* start Data supplied *

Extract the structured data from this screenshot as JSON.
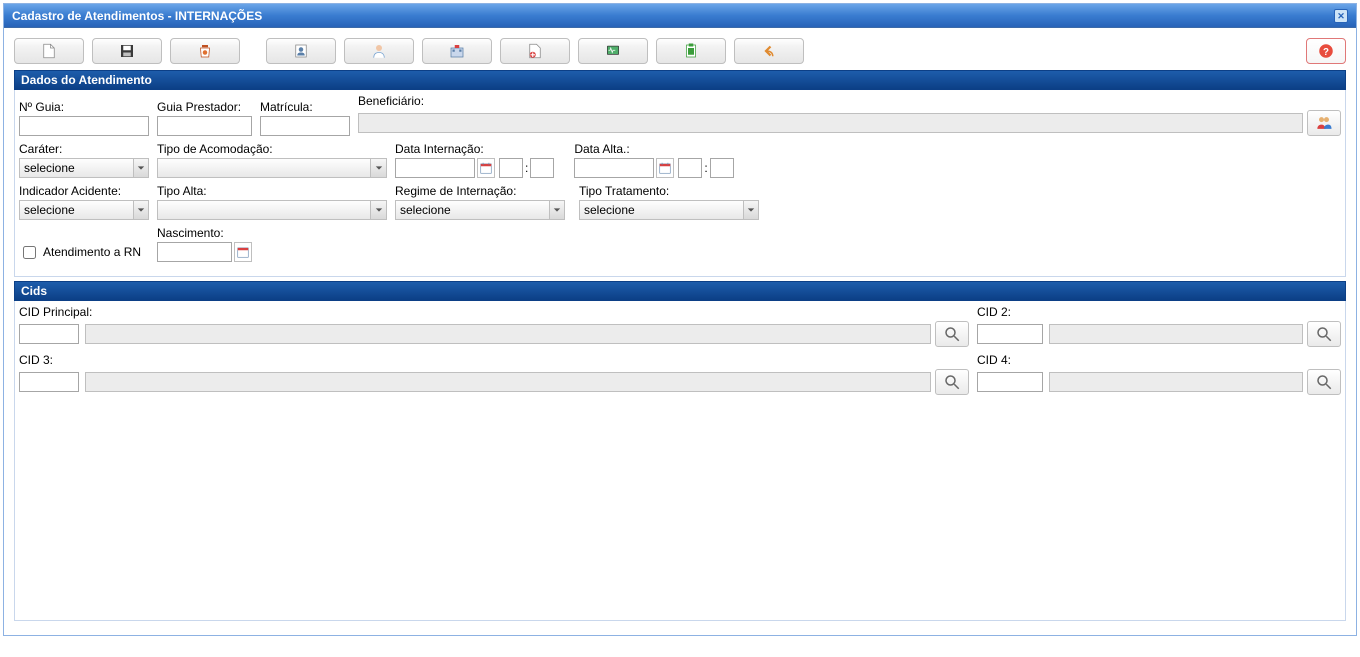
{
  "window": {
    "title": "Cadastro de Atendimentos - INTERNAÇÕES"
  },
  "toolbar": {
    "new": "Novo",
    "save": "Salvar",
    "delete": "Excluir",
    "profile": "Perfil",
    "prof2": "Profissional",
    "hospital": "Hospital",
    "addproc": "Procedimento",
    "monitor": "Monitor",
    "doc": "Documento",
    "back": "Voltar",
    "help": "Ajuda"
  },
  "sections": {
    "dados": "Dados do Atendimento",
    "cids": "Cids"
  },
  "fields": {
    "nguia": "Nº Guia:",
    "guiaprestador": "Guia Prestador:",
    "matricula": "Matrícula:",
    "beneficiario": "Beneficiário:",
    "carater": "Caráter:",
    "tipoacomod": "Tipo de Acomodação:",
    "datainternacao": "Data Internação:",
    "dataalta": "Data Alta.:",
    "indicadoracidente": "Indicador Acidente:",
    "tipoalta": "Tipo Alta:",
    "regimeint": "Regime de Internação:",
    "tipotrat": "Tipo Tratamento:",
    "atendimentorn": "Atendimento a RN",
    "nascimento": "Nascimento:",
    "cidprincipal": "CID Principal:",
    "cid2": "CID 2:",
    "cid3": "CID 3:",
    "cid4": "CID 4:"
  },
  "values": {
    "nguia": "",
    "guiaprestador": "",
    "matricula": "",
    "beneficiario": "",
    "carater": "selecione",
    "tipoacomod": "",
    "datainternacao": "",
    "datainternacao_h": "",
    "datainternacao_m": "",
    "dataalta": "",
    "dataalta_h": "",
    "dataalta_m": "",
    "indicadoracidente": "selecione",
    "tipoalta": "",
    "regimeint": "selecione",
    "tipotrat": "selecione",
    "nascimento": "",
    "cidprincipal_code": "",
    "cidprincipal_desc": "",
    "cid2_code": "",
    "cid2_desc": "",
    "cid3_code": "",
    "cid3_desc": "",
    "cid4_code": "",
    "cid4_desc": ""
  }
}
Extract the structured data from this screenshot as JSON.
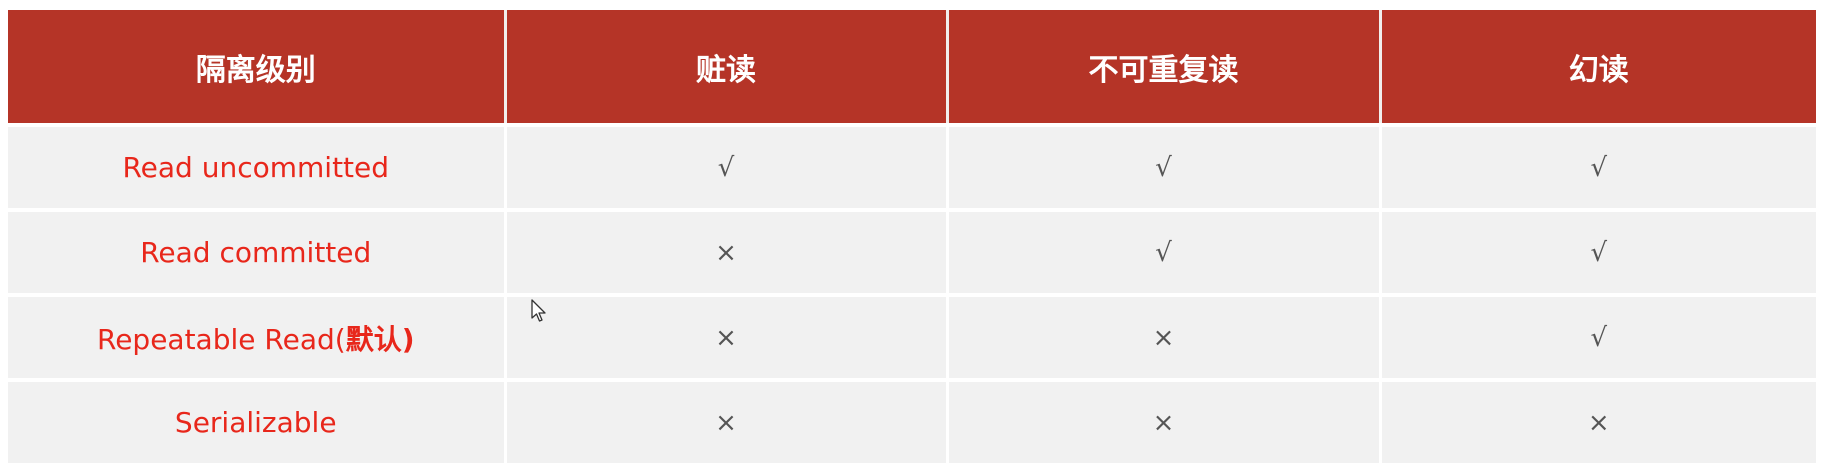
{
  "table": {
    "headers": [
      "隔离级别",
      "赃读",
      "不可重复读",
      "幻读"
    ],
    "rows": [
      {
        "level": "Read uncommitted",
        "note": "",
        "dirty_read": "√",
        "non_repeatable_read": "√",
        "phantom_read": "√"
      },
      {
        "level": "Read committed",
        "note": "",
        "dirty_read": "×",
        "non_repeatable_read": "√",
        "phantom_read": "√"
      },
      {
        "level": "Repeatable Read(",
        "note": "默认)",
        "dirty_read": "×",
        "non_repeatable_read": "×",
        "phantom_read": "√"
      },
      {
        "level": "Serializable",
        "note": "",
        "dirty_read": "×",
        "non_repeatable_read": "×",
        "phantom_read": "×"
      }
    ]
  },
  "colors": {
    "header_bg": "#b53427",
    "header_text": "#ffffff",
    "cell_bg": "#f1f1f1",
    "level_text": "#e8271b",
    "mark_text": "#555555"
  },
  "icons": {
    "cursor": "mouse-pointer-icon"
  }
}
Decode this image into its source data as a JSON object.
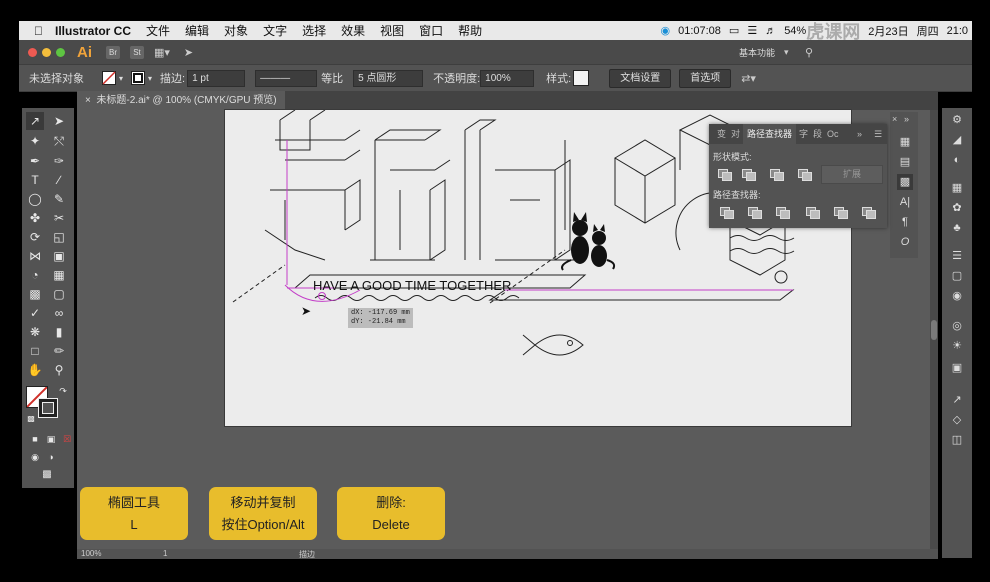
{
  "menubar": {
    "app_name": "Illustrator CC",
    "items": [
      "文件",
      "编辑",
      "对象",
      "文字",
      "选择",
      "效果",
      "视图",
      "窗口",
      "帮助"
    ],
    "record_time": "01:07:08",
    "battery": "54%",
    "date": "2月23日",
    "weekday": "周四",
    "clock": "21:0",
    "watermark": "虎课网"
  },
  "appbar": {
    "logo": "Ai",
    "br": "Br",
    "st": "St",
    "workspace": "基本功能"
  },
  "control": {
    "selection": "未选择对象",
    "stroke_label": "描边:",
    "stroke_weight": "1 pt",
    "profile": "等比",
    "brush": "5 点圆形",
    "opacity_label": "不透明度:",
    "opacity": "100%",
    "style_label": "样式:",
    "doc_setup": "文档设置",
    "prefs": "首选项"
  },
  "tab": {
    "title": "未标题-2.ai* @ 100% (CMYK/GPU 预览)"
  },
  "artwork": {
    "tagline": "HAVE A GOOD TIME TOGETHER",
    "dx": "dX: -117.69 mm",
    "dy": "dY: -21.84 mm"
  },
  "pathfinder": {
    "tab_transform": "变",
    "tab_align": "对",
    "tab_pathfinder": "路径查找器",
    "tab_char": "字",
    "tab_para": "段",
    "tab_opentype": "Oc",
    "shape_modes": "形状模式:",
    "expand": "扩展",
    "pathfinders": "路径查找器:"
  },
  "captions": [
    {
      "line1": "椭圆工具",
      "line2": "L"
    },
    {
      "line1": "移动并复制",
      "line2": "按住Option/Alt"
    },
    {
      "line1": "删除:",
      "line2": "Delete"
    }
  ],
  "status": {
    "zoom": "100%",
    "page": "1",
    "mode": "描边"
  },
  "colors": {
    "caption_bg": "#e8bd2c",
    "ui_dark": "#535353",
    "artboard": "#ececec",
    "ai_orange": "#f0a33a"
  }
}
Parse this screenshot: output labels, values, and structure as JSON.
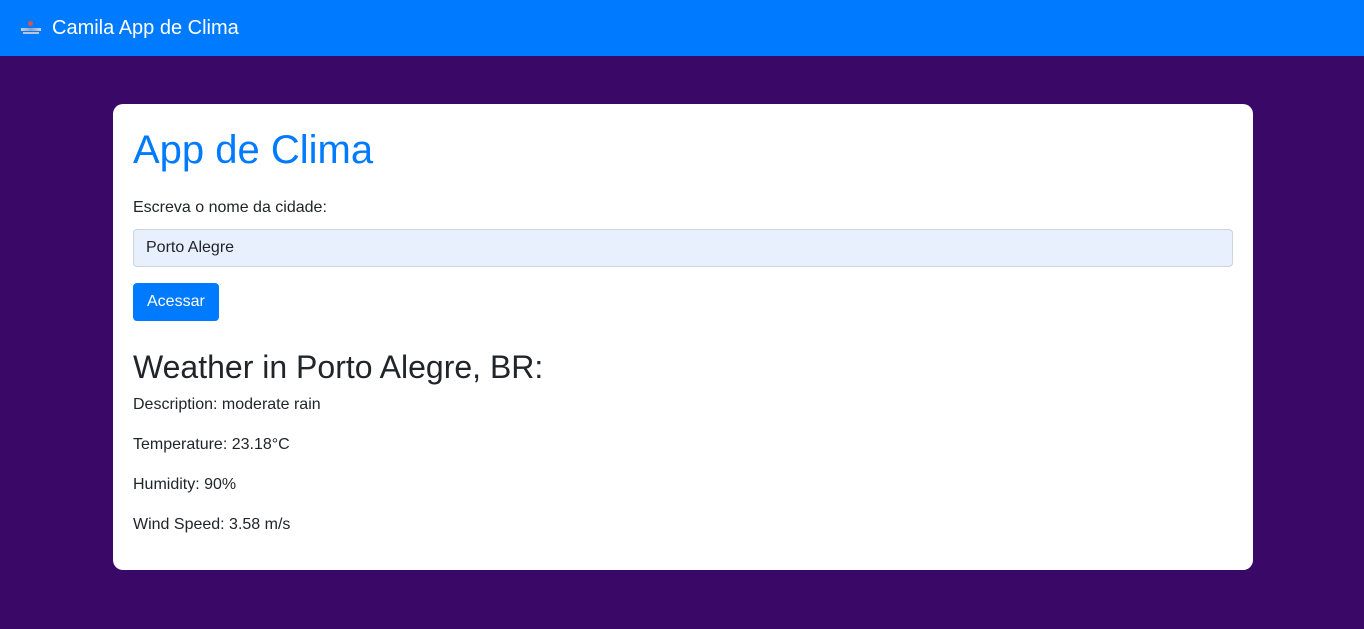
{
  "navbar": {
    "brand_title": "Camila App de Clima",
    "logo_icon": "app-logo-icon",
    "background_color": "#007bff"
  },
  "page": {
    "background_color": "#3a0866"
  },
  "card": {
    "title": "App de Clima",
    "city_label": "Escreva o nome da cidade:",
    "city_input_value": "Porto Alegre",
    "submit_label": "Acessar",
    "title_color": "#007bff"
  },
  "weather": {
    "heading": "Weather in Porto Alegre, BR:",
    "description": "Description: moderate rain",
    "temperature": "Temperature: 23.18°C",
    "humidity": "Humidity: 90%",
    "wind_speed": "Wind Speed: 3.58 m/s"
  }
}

* end Data supplied *

▶ What this task involves: Using the records above, find and show each line with the string "beneficiario".

▶ Reply to the task:
    "beneficiario": "Beneficiário:",
    "beneficiario": "",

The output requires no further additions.